[BEGIN Recorded information]

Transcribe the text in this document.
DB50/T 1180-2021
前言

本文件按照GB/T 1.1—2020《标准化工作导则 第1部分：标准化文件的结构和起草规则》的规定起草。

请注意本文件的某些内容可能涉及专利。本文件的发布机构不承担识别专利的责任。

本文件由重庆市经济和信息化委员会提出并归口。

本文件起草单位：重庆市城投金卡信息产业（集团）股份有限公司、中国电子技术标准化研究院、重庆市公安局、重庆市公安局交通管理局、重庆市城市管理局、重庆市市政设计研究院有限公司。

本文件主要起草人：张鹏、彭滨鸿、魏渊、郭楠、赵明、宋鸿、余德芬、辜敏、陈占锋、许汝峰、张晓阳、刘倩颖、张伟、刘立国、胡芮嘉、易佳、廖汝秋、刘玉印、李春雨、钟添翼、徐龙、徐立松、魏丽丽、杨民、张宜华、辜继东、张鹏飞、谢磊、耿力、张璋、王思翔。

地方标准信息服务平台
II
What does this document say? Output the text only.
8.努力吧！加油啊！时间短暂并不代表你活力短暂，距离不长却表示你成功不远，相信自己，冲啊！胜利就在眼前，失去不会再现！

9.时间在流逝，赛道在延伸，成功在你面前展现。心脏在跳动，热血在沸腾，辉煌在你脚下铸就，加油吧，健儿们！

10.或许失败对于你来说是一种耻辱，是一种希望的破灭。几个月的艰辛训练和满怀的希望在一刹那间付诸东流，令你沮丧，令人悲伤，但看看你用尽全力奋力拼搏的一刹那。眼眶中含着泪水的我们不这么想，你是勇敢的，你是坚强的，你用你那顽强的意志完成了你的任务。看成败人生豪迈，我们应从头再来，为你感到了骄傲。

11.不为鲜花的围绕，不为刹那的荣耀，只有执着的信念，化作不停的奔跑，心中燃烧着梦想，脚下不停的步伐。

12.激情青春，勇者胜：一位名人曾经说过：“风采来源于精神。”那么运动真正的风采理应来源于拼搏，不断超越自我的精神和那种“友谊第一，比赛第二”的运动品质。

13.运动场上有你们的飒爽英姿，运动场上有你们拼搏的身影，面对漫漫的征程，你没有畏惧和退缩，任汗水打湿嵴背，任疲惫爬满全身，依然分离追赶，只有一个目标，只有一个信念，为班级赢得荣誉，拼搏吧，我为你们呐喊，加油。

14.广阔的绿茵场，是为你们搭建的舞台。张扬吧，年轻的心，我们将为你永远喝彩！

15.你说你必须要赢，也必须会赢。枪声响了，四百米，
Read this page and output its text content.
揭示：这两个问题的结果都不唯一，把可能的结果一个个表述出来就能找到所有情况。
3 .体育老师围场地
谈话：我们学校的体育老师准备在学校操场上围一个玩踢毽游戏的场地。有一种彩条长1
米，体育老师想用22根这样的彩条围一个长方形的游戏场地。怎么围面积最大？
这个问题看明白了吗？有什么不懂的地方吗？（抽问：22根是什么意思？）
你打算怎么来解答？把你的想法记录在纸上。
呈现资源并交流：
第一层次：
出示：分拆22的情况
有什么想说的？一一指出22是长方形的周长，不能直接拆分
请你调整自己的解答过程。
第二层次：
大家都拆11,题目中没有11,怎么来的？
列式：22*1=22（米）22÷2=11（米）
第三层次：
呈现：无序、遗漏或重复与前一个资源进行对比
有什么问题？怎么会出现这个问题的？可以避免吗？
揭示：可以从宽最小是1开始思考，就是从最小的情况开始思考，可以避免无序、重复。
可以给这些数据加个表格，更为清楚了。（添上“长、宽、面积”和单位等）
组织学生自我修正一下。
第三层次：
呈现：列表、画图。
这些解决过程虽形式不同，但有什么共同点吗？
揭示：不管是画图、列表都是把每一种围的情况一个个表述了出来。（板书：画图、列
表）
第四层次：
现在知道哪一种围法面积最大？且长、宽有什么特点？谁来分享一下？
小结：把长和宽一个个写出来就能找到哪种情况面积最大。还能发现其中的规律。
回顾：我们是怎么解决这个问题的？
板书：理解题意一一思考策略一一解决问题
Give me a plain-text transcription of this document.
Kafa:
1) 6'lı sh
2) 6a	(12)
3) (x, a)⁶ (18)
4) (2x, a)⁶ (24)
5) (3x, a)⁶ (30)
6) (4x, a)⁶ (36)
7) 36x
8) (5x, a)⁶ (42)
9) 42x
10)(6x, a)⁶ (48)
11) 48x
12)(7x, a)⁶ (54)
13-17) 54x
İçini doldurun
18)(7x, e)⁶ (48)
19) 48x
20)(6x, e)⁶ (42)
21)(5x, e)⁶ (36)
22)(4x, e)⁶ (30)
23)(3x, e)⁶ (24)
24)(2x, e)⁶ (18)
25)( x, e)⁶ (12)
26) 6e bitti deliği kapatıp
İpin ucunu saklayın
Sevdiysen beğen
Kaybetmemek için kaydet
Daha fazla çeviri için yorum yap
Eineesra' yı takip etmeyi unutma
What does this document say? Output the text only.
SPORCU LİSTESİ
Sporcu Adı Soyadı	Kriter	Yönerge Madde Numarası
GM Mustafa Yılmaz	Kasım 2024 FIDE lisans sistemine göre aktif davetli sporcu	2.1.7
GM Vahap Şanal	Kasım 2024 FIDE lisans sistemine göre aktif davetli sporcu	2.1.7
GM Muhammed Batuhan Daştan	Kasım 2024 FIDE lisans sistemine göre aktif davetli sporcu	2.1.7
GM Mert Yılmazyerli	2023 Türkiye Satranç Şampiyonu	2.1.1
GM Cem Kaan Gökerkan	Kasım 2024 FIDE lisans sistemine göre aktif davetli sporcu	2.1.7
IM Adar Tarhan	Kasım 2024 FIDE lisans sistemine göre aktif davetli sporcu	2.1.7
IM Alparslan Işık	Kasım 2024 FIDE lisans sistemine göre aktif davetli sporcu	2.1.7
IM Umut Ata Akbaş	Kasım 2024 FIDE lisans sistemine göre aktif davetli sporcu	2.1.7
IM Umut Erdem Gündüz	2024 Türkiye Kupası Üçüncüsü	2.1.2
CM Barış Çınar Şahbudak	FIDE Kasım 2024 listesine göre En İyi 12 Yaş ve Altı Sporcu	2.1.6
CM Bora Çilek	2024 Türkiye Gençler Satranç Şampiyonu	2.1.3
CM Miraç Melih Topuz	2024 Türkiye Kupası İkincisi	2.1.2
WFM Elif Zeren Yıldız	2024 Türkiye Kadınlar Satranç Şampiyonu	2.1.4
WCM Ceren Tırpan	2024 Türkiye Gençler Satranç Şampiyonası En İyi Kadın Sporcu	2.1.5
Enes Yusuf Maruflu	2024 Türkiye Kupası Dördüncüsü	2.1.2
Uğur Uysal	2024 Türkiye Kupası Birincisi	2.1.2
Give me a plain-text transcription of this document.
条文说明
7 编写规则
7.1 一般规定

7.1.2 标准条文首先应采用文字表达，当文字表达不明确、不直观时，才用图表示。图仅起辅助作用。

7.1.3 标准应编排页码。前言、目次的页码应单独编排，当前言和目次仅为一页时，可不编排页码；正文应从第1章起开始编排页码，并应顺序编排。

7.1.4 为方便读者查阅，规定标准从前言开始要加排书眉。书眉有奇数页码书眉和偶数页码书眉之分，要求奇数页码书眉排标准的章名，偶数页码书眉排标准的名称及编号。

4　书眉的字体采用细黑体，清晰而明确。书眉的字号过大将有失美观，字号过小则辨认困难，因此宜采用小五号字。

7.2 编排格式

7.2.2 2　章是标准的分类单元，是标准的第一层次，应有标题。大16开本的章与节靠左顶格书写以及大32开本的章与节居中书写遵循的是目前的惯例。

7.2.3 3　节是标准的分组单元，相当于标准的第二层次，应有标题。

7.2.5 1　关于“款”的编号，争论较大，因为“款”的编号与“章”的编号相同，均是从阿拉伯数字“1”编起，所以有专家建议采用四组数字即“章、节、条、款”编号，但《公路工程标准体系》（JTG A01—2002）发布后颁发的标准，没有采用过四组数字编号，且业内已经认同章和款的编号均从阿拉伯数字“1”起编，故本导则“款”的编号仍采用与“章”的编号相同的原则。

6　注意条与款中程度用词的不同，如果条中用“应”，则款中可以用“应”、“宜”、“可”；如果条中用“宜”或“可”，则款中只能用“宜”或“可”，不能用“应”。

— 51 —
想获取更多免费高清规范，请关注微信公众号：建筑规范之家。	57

[END Recorded information]

**Task requirements:** Find how many lines in the listing contain the word "için" and give that count alone.

**Exercise result:** 2